# [What to work on]
Take every line from the listing below that includes "Oxford" and copy it.
+===+
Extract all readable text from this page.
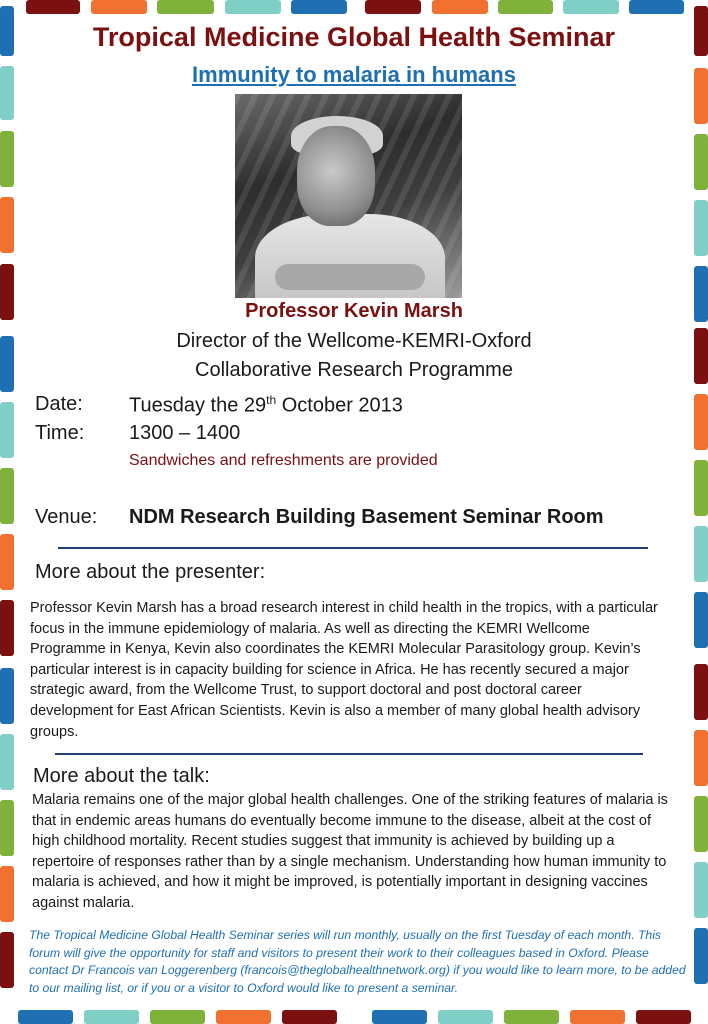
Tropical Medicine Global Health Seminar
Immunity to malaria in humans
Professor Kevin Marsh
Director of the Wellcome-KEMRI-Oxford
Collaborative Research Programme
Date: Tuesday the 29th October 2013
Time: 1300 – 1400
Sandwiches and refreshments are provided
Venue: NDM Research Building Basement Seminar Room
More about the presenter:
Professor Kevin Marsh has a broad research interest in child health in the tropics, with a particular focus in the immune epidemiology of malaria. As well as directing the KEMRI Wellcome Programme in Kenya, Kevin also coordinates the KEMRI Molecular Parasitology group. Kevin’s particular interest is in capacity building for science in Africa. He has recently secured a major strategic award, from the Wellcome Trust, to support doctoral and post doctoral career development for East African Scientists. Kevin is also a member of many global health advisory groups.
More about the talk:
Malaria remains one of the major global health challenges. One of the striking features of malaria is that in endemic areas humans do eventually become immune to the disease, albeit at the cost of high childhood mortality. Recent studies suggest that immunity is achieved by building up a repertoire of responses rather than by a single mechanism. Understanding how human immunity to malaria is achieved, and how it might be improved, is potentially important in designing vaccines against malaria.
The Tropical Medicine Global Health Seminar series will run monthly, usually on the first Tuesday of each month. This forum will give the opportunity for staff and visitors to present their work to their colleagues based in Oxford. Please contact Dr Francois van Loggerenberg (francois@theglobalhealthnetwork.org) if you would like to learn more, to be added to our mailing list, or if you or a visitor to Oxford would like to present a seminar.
+===+
# [Answer]
Director of the Wellcome-KEMRI-Oxford
The Tropical Medicine Global Health Seminar series will run monthly, usually on the first Tuesday of each month. This forum will give the opportunity for staff and visitors to present their work to their colleagues based in Oxford. Please contact Dr Francois van Loggerenberg (francois@theglobalhealthnetwork.org) if you would like to learn more, to be added to our mailing list, or if you or a visitor to Oxford would like to present a seminar.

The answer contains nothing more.